### MATERIAL FOR THIS EXERCISE ###
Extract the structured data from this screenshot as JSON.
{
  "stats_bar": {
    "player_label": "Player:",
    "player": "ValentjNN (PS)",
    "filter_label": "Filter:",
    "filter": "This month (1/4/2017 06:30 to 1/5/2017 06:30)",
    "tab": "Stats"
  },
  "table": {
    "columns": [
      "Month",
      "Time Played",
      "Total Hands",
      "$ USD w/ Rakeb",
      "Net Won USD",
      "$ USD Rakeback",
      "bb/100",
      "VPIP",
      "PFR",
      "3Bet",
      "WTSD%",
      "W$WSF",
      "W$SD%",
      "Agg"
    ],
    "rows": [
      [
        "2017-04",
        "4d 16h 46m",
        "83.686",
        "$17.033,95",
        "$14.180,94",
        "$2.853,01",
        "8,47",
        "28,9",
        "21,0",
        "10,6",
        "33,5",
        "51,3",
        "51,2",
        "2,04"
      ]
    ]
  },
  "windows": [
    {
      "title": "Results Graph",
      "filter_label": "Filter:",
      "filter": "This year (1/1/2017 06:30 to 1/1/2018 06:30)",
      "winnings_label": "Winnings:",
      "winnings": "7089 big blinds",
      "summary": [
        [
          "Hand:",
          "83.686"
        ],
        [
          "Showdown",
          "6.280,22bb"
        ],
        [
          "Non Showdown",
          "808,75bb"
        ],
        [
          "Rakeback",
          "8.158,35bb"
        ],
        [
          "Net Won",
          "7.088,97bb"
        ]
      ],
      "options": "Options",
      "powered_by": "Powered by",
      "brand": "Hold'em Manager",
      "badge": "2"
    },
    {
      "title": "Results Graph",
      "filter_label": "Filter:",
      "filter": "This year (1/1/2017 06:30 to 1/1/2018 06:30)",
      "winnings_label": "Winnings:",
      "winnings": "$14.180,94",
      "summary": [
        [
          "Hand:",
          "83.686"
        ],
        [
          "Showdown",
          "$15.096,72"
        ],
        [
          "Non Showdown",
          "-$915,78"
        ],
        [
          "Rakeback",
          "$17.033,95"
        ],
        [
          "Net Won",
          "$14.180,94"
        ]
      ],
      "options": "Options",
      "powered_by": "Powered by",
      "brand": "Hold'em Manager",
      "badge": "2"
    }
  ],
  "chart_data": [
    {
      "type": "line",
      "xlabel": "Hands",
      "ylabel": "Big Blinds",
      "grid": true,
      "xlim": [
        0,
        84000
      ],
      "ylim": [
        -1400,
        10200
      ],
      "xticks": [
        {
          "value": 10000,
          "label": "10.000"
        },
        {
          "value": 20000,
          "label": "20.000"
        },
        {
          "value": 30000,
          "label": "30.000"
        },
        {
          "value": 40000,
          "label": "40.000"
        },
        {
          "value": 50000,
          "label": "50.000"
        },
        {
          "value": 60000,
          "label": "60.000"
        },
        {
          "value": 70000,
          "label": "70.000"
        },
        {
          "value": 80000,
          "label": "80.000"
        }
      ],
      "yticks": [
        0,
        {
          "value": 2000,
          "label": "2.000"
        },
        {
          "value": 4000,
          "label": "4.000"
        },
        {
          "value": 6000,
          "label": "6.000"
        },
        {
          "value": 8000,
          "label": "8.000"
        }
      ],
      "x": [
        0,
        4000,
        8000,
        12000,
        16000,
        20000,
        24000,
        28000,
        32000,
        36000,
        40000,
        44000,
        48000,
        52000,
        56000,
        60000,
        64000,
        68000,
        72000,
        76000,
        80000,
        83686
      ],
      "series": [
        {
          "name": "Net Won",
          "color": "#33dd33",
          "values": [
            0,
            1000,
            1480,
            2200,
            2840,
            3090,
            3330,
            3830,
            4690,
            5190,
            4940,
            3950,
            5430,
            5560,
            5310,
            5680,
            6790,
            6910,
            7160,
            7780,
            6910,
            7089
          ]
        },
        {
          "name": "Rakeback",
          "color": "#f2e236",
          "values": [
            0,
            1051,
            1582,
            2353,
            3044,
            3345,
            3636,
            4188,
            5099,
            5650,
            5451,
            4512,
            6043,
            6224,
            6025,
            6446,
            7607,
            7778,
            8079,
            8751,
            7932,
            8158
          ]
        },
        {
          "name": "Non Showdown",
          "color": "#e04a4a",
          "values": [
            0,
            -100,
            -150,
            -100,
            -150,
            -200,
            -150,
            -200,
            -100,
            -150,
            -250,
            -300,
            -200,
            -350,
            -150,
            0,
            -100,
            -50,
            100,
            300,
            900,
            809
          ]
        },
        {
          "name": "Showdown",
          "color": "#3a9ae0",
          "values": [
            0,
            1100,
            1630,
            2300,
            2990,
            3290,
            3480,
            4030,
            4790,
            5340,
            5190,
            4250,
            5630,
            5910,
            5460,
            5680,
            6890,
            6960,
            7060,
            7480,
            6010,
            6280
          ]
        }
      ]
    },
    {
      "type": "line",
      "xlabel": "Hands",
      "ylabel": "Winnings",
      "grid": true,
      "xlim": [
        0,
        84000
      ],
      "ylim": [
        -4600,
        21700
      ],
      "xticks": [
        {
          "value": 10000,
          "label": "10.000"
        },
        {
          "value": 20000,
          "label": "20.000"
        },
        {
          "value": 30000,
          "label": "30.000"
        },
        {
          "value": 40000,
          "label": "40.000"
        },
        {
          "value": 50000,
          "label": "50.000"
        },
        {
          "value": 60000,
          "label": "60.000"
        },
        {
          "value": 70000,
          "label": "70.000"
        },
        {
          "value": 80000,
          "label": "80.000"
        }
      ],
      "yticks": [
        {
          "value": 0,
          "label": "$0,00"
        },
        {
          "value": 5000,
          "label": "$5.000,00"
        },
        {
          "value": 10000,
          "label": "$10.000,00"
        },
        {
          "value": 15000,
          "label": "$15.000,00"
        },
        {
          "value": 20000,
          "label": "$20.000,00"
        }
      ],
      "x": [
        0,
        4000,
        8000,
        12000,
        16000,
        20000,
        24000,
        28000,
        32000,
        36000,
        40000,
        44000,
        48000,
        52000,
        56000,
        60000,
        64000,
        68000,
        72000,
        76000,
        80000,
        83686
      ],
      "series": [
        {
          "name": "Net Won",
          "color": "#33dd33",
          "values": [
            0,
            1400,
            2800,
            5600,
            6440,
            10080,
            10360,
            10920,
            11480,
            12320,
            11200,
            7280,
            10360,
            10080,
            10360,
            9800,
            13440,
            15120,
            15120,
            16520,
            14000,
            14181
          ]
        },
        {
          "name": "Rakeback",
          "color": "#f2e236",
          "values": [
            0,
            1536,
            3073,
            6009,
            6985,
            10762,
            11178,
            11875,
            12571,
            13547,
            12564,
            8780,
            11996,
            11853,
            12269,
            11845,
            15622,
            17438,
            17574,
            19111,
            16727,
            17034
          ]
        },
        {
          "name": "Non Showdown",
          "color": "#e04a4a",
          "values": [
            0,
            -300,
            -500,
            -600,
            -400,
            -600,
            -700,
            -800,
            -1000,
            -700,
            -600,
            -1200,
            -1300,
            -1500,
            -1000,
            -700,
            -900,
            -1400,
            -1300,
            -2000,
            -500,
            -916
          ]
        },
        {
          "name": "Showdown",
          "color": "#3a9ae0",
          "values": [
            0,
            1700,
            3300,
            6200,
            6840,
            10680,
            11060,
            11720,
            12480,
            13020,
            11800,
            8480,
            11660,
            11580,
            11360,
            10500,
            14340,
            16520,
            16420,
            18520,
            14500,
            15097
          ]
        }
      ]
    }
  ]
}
###
■ **DO THIS**: All of the lines above need to be given again exactly.

■ **WORKED ANSWER**:
Extract the structured data from this screenshot as JSON.
{
  "stats_bar": {
    "player_label": "Player:",
    "player": "ValentjNN (PS)",
    "filter_label": "Filter:",
    "filter": "This month (1/4/2017 06:30 to 1/5/2017 06:30)",
    "tab": "Stats"
  },
  "table": {
    "columns": [
      "Month",
      "Time Played",
      "Total Hands",
      "$ USD w/ Rakeb",
      "Net Won USD",
      "$ USD Rakeback",
      "bb/100",
      "VPIP",
      "PFR",
      "3Bet",
      "WTSD%",
      "W$WSF",
      "W$SD%",
      "Agg"
    ],
    "rows": [
      [
        "2017-04",
        "4d 16h 46m",
        "83.686",
        "$17.033,95",
        "$14.180,94",
        "$2.853,01",
        "8,47",
        "28,9",
        "21,0",
        "10,6",
        "33,5",
        "51,3",
        "51,2",
        "2,04"
      ]
    ]
  },
  "windows": [
    {
      "title": "Results Graph",
      "filter_label": "Filter:",
      "filter": "This year (1/1/2017 06:30 to 1/1/2018 06:30)",
      "winnings_label": "Winnings:",
      "winnings": "7089 big blinds",
      "summary": [
        [
          "Hand:",
          "83.686"
        ],
        [
          "Showdown",
          "6.280,22bb"
        ],
        [
          "Non Showdown",
          "808,75bb"
        ],
        [
          "Rakeback",
          "8.158,35bb"
        ],
        [
          "Net Won",
          "7.088,97bb"
        ]
      ],
      "options": "Options",
      "powered_by": "Powered by",
      "brand": "Hold'em Manager",
      "badge": "2"
    },
    {
      "title": "Results Graph",
      "filter_label": "Filter:",
      "filter": "This year (1/1/2017 06:30 to 1/1/2018 06:30)",
      "winnings_label": "Winnings:",
      "winnings": "$14.180,94",
      "summary": [
        [
          "Hand:",
          "83.686"
        ],
        [
          "Showdown",
          "$15.096,72"
        ],
        [
          "Non Showdown",
          "-$915,78"
        ],
        [
          "Rakeback",
          "$17.033,95"
        ],
        [
          "Net Won",
          "$14.180,94"
        ]
      ],
      "options": "Options",
      "powered_by": "Powered by",
      "brand": "Hold'em Manager",
      "badge": "2"
    }
  ],
  "chart_data": [
    {
      "type": "line",
      "xlabel": "Hands",
      "ylabel": "Big Blinds",
      "grid": true,
      "xlim": [
        0,
        84000
      ],
      "ylim": [
        -1400,
        10200
      ],
      "xticks": [
        {
          "value": 10000,
          "label": "10.000"
        },
        {
          "value": 20000,
          "label": "20.000"
        },
        {
          "value": 30000,
          "label": "30.000"
        },
        {
          "value": 40000,
          "label": "40.000"
        },
        {
          "value": 50000,
          "label": "50.000"
        },
        {
          "value": 60000,
          "label": "60.000"
        },
        {
          "value": 70000,
          "label": "70.000"
        },
        {
          "value": 80000,
          "label": "80.000"
        }
      ],
      "yticks": [
        0,
        {
          "value": 2000,
          "label": "2.000"
        },
        {
          "value": 4000,
          "label": "4.000"
        },
        {
          "value": 6000,
          "label": "6.000"
        },
        {
          "value": 8000,
          "label": "8.000"
        }
      ],
      "x": [
        0,
        4000,
        8000,
        12000,
        16000,
        20000,
        24000,
        28000,
        32000,
        36000,
        40000,
        44000,
        48000,
        52000,
        56000,
        60000,
        64000,
        68000,
        72000,
        76000,
        80000,
        83686
      ],
      "series": [
        {
          "name": "Net Won",
          "color": "#33dd33",
          "values": [
            0,
            1000,
            1480,
            2200,
            2840,
            3090,
            3330,
            3830,
            4690,
            5190,
            4940,
            3950,
            5430,
            5560,
            5310,
            5680,
            6790,
            6910,
            7160,
            7780,
            6910,
            7089
          ]
        },
        {
          "name": "Rakeback",
          "color": "#f2e236",
          "values": [
            0,
            1051,
            1582,
            2353,
            3044,
            3345,
            3636,
            4188,
            5099,
            5650,
            5451,
            4512,
            6043,
            6224,
            6025,
            6446,
            7607,
            7778,
            8079,
            8751,
            7932,
            8158
          ]
        },
        {
          "name": "Non Showdown",
          "color": "#e04a4a",
          "values": [
            0,
            -100,
            -150,
            -100,
            -150,
            -200,
            -150,
            -200,
            -100,
            -150,
            -250,
            -300,
            -200,
            -350,
            -150,
            0,
            -100,
            -50,
            100,
            300,
            900,
            809
          ]
        },
        {
          "name": "Showdown",
          "color": "#3a9ae0",
          "values": [
            0,
            1100,
            1630,
            2300,
            2990,
            3290,
            3480,
            4030,
            4790,
            5340,
            5190,
            4250,
            5630,
            5910,
            5460,
            5680,
            6890,
            6960,
            7060,
            7480,
            6010,
            6280
          ]
        }
      ]
    },
    {
      "type": "line",
      "xlabel": "Hands",
      "ylabel": "Winnings",
      "grid": true,
      "xlim": [
        0,
        84000
      ],
      "ylim": [
        -4600,
        21700
      ],
      "xticks": [
        {
          "value": 10000,
          "label": "10.000"
        },
        {
          "value": 20000,
          "label": "20.000"
        },
        {
          "value": 30000,
          "label": "30.000"
        },
        {
          "value": 40000,
          "label": "40.000"
        },
        {
          "value": 50000,
          "label": "50.000"
        },
        {
          "value": 60000,
          "label": "60.000"
        },
        {
          "value": 70000,
          "label": "70.000"
        },
        {
          "value": 80000,
          "label": "80.000"
        }
      ],
      "yticks": [
        {
          "value": 0,
          "label": "$0,00"
        },
        {
          "value": 5000,
          "label": "$5.000,00"
        },
        {
          "value": 10000,
          "label": "$10.000,00"
        },
        {
          "value": 15000,
          "label": "$15.000,00"
        },
        {
          "value": 20000,
          "label": "$20.000,00"
        }
      ],
      "x": [
        0,
        4000,
        8000,
        12000,
        16000,
        20000,
        24000,
        28000,
        32000,
        36000,
        40000,
        44000,
        48000,
        52000,
        56000,
        60000,
        64000,
        68000,
        72000,
        76000,
        80000,
        83686
      ],
      "series": [
        {
          "name": "Net Won",
          "color": "#33dd33",
          "values": [
            0,
            1400,
            2800,
            5600,
            6440,
            10080,
            10360,
            10920,
            11480,
            12320,
            11200,
            7280,
            10360,
            10080,
            10360,
            9800,
            13440,
            15120,
            15120,
            16520,
            14000,
            14181
          ]
        },
        {
          "name": "Rakeback",
          "color": "#f2e236",
          "values": [
            0,
            1536,
            3073,
            6009,
            6985,
            10762,
            11178,
            11875,
            12571,
            13547,
            12564,
            8780,
            11996,
            11853,
            12269,
            11845,
            15622,
            17438,
            17574,
            19111,
            16727,
            17034
          ]
        },
        {
          "name": "Non Showdown",
          "color": "#e04a4a",
          "values": [
            0,
            -300,
            -500,
            -600,
            -400,
            -600,
            -700,
            -800,
            -1000,
            -700,
            -600,
            -1200,
            -1300,
            -1500,
            -1000,
            -700,
            -900,
            -1400,
            -1300,
            -2000,
            -500,
            -916
          ]
        },
        {
          "name": "Showdown",
          "color": "#3a9ae0",
          "values": [
            0,
            1700,
            3300,
            6200,
            6840,
            10680,
            11060,
            11720,
            12480,
            13020,
            11800,
            8480,
            11660,
            11580,
            11360,
            10500,
            14340,
            16520,
            16420,
            18520,
            14500,
            15097
          ]
        }
      ]
    }
  ]
}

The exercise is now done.